> [Problem to work on]:
Copy every line of the data that contains the string "klien".

* BEGIN *

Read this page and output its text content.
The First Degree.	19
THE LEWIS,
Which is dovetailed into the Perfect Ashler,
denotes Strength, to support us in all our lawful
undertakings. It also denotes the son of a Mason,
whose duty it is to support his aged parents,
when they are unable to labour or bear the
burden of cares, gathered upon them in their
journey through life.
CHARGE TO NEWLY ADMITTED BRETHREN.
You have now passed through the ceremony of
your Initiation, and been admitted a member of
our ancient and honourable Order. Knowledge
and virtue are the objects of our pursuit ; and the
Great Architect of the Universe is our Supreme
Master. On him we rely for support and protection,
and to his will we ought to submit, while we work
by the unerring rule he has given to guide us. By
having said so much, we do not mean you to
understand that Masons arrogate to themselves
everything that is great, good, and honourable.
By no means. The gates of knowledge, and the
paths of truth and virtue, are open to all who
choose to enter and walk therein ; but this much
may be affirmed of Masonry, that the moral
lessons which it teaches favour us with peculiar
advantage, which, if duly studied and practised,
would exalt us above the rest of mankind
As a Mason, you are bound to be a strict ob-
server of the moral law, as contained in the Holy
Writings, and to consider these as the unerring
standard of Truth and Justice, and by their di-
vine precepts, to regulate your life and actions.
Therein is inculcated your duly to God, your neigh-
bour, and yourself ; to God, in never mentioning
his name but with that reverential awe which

* END *
* BEGIN *

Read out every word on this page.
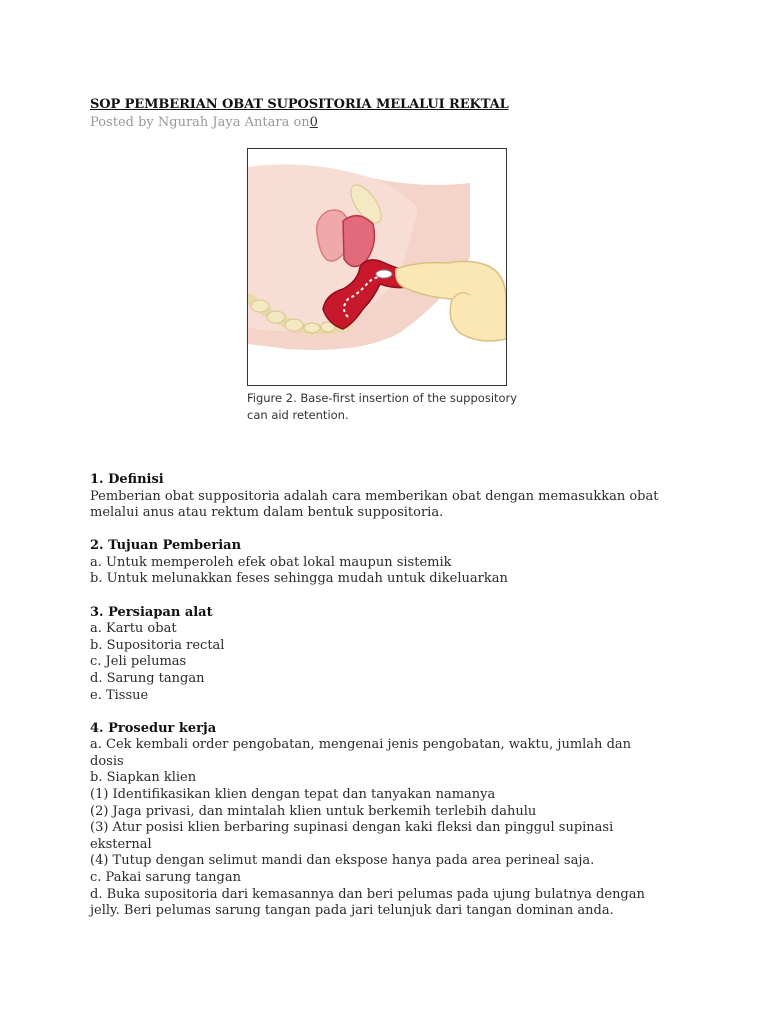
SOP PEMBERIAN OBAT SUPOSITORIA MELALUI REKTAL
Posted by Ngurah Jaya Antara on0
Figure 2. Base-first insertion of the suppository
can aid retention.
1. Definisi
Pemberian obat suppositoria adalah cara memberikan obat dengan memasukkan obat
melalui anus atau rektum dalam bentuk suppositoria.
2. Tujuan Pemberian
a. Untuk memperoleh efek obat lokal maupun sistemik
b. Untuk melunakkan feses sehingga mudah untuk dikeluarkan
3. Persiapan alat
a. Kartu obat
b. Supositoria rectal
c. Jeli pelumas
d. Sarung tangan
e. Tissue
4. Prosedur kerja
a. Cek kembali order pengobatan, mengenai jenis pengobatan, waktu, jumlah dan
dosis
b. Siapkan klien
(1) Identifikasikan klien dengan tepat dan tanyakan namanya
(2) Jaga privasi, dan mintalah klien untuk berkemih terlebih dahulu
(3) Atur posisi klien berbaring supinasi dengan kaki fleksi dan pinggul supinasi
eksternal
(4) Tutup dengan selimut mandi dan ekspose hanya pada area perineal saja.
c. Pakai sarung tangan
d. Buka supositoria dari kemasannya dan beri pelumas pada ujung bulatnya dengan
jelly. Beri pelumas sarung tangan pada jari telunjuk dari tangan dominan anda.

* END *
* BEGIN *

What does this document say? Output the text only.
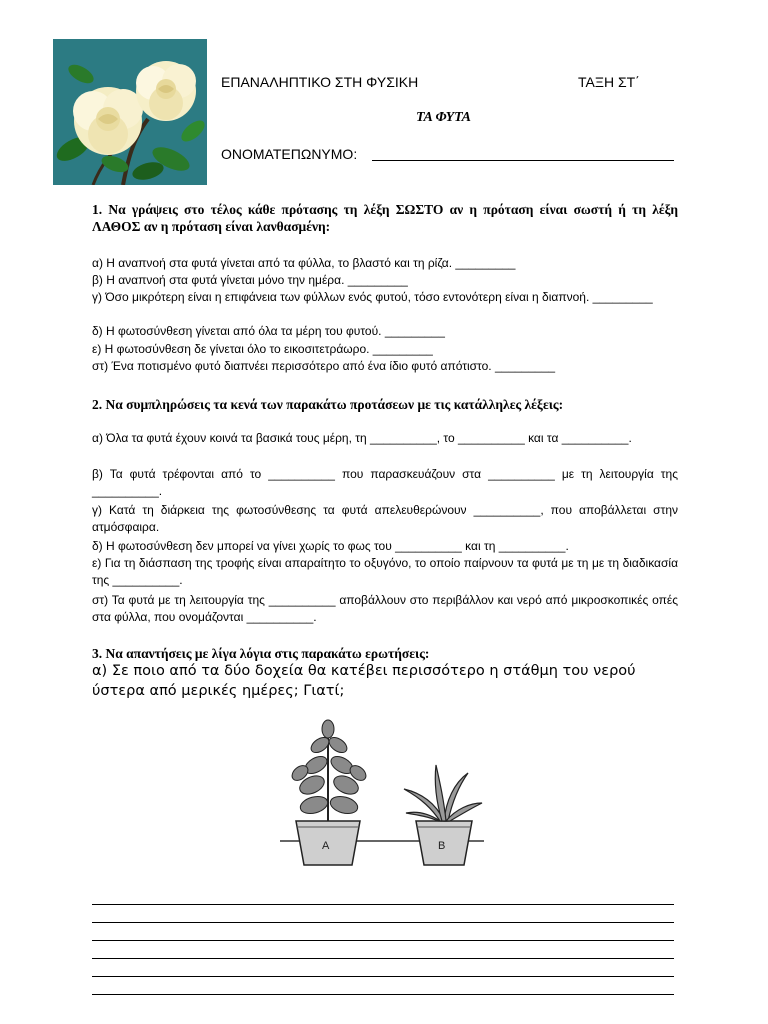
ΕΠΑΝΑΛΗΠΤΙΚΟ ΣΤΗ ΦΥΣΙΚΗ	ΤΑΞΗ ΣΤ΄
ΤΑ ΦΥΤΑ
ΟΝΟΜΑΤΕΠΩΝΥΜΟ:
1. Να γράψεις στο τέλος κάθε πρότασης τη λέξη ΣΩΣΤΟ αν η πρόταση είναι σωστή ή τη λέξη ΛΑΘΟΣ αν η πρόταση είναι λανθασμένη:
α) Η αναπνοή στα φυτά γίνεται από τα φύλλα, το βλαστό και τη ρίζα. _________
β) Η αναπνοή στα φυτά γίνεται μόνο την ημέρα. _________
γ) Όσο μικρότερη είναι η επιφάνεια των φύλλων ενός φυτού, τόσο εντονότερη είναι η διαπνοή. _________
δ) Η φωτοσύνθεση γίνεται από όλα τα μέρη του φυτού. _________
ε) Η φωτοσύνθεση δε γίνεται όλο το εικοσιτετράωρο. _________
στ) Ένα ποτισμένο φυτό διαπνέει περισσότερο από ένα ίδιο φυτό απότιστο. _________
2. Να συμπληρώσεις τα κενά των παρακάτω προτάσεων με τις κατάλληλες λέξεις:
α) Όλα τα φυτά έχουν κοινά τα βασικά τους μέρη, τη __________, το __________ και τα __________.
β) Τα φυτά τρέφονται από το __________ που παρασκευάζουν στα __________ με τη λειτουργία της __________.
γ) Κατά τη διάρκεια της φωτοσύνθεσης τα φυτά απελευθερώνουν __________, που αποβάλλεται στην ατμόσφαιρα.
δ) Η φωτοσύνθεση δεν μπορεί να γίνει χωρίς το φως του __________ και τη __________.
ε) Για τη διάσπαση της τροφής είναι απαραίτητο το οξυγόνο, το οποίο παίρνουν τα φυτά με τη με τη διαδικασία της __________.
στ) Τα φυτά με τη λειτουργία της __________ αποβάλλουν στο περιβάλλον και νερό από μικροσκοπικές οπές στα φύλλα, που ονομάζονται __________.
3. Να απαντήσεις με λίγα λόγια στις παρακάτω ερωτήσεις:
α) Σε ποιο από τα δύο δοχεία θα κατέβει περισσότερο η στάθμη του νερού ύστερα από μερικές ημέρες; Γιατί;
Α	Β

* END *

> [Completed exercise]:
b. Siapkan klien
(1) Identifikasikan klien dengan tepat dan tanyakan namanya
(2) Jaga privasi, dan mintalah klien untuk berkemih terlebih dahulu
(3) Atur posisi klien berbaring supinasi dengan kaki fleksi dan pinggul supinasi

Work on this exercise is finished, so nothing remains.